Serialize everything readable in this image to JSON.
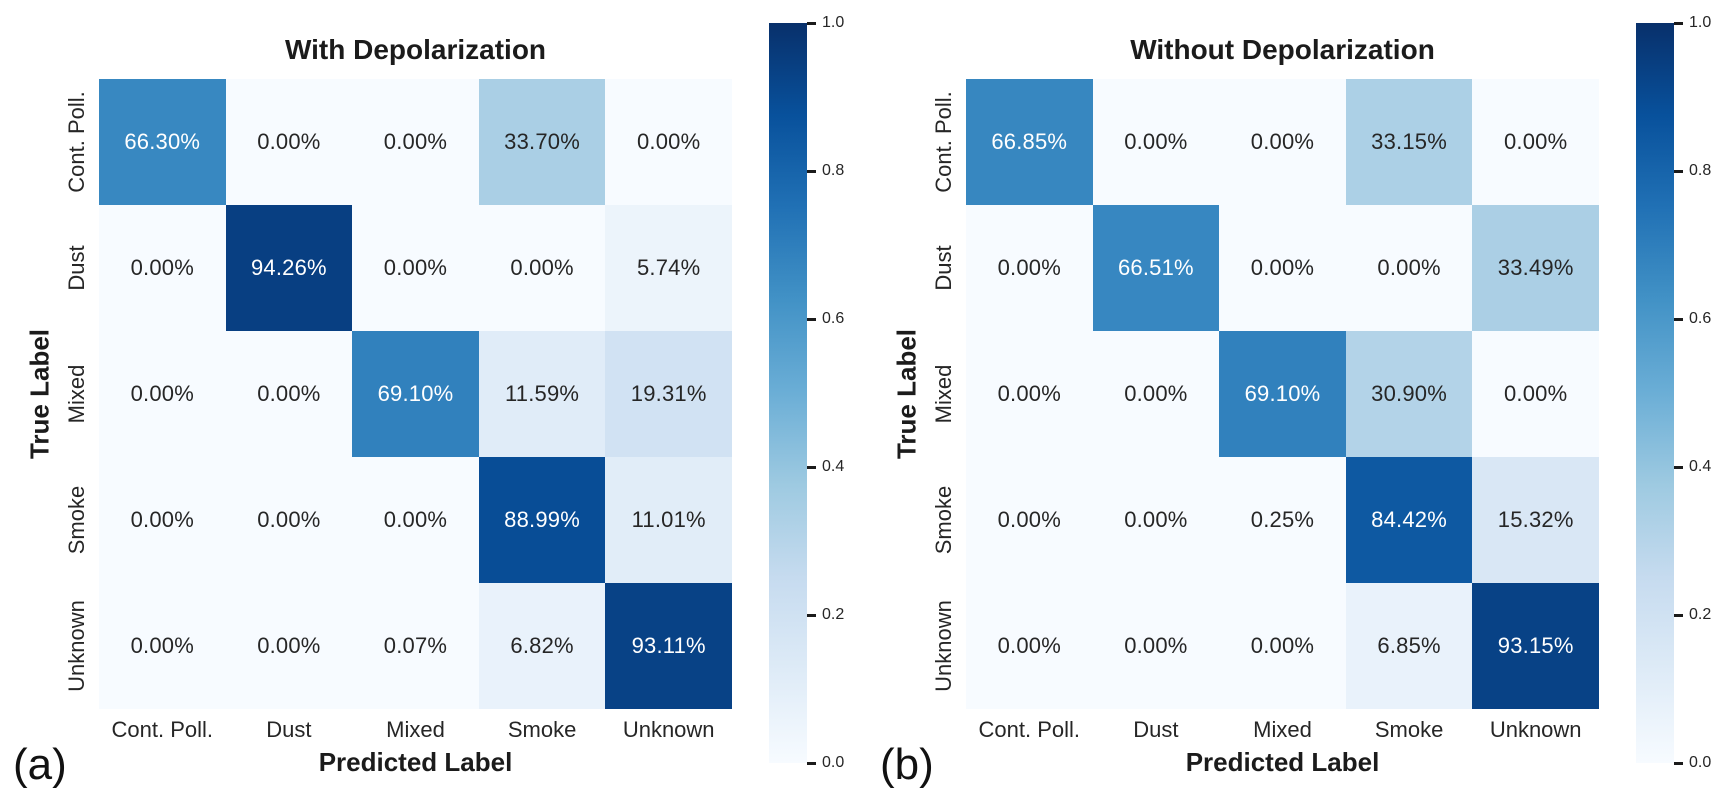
{
  "figure": {
    "background": "#ffffff",
    "text_color": "#262626",
    "title_color": "#1b1b1b",
    "cell_text_light": "#ffffff",
    "cell_text_dark": "#262626"
  },
  "colormap": {
    "name": "Blues",
    "anchors": [
      "#f7fbff",
      "#deebf7",
      "#c6dbef",
      "#9ecae1",
      "#6baed6",
      "#4292c6",
      "#2171b5",
      "#08519c",
      "#08306b"
    ]
  },
  "chart_data": [
    {
      "type": "heatmap",
      "panel_label": "(a)",
      "title": "With Depolarization",
      "xlabel": "Predicted Label",
      "ylabel": "True Label",
      "x_categories": [
        "Cont. Poll.",
        "Dust",
        "Mixed",
        "Smoke",
        "Unknown"
      ],
      "y_categories": [
        "Cont. Poll.",
        "Dust",
        "Mixed",
        "Smoke",
        "Unknown"
      ],
      "values_percent": [
        [
          66.3,
          0.0,
          0.0,
          33.7,
          0.0
        ],
        [
          0.0,
          94.26,
          0.0,
          0.0,
          5.74
        ],
        [
          0.0,
          0.0,
          69.1,
          11.59,
          19.31
        ],
        [
          0.0,
          0.0,
          0.0,
          88.99,
          11.01
        ],
        [
          0.0,
          0.0,
          0.07,
          6.82,
          93.11
        ]
      ],
      "cell_format": "percent",
      "vmin": 0.0,
      "vmax": 1.0,
      "colorbar_ticks": [
        "1.0",
        "0.8",
        "0.6",
        "0.4",
        "0.2",
        "0.0"
      ],
      "legend_position": "right-colorbar",
      "grid": false
    },
    {
      "type": "heatmap",
      "panel_label": "(b)",
      "title": "Without Depolarization",
      "xlabel": "Predicted Label",
      "ylabel": "True Label",
      "x_categories": [
        "Cont. Poll.",
        "Dust",
        "Mixed",
        "Smoke",
        "Unknown"
      ],
      "y_categories": [
        "Cont. Poll.",
        "Dust",
        "Mixed",
        "Smoke",
        "Unknown"
      ],
      "values_percent": [
        [
          66.85,
          0.0,
          0.0,
          33.15,
          0.0
        ],
        [
          0.0,
          66.51,
          0.0,
          0.0,
          33.49
        ],
        [
          0.0,
          0.0,
          69.1,
          30.9,
          0.0
        ],
        [
          0.0,
          0.0,
          0.25,
          84.42,
          15.32
        ],
        [
          0.0,
          0.0,
          0.0,
          6.85,
          93.15
        ]
      ],
      "cell_format": "percent",
      "vmin": 0.0,
      "vmax": 1.0,
      "colorbar_ticks": [
        "1.0",
        "0.8",
        "0.6",
        "0.4",
        "0.2",
        "0.0"
      ],
      "legend_position": "right-colorbar",
      "grid": false
    }
  ]
}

════

- [Set exercise] Each entry shown above must be quoted exactly, with its pictures left out.

- [The output]
Serialize everything readable in this image to JSON.
{
  "figure": {
    "background": "#ffffff",
    "text_color": "#262626",
    "title_color": "#1b1b1b",
    "cell_text_light": "#ffffff",
    "cell_text_dark": "#262626"
  },
  "colormap": {
    "name": "Blues",
    "anchors": [
      "#f7fbff",
      "#deebf7",
      "#c6dbef",
      "#9ecae1",
      "#6baed6",
      "#4292c6",
      "#2171b5",
      "#08519c",
      "#08306b"
    ]
  },
  "chart_data": [
    {
      "type": "heatmap",
      "panel_label": "(a)",
      "title": "With Depolarization",
      "xlabel": "Predicted Label",
      "ylabel": "True Label",
      "x_categories": [
        "Cont. Poll.",
        "Dust",
        "Mixed",
        "Smoke",
        "Unknown"
      ],
      "y_categories": [
        "Cont. Poll.",
        "Dust",
        "Mixed",
        "Smoke",
        "Unknown"
      ],
      "values_percent": [
        [
          66.3,
          0.0,
          0.0,
          33.7,
          0.0
        ],
        [
          0.0,
          94.26,
          0.0,
          0.0,
          5.74
        ],
        [
          0.0,
          0.0,
          69.1,
          11.59,
          19.31
        ],
        [
          0.0,
          0.0,
          0.0,
          88.99,
          11.01
        ],
        [
          0.0,
          0.0,
          0.07,
          6.82,
          93.11
        ]
      ],
      "cell_format": "percent",
      "vmin": 0.0,
      "vmax": 1.0,
      "colorbar_ticks": [
        "1.0",
        "0.8",
        "0.6",
        "0.4",
        "0.2",
        "0.0"
      ],
      "legend_position": "right-colorbar",
      "grid": false
    },
    {
      "type": "heatmap",
      "panel_label": "(b)",
      "title": "Without Depolarization",
      "xlabel": "Predicted Label",
      "ylabel": "True Label",
      "x_categories": [
        "Cont. Poll.",
        "Dust",
        "Mixed",
        "Smoke",
        "Unknown"
      ],
      "y_categories": [
        "Cont. Poll.",
        "Dust",
        "Mixed",
        "Smoke",
        "Unknown"
      ],
      "values_percent": [
        [
          66.85,
          0.0,
          0.0,
          33.15,
          0.0
        ],
        [
          0.0,
          66.51,
          0.0,
          0.0,
          33.49
        ],
        [
          0.0,
          0.0,
          69.1,
          30.9,
          0.0
        ],
        [
          0.0,
          0.0,
          0.25,
          84.42,
          15.32
        ],
        [
          0.0,
          0.0,
          0.0,
          6.85,
          93.15
        ]
      ],
      "cell_format": "percent",
      "vmin": 0.0,
      "vmax": 1.0,
      "colorbar_ticks": [
        "1.0",
        "0.8",
        "0.6",
        "0.4",
        "0.2",
        "0.0"
      ],
      "legend_position": "right-colorbar",
      "grid": false
    }
  ]
}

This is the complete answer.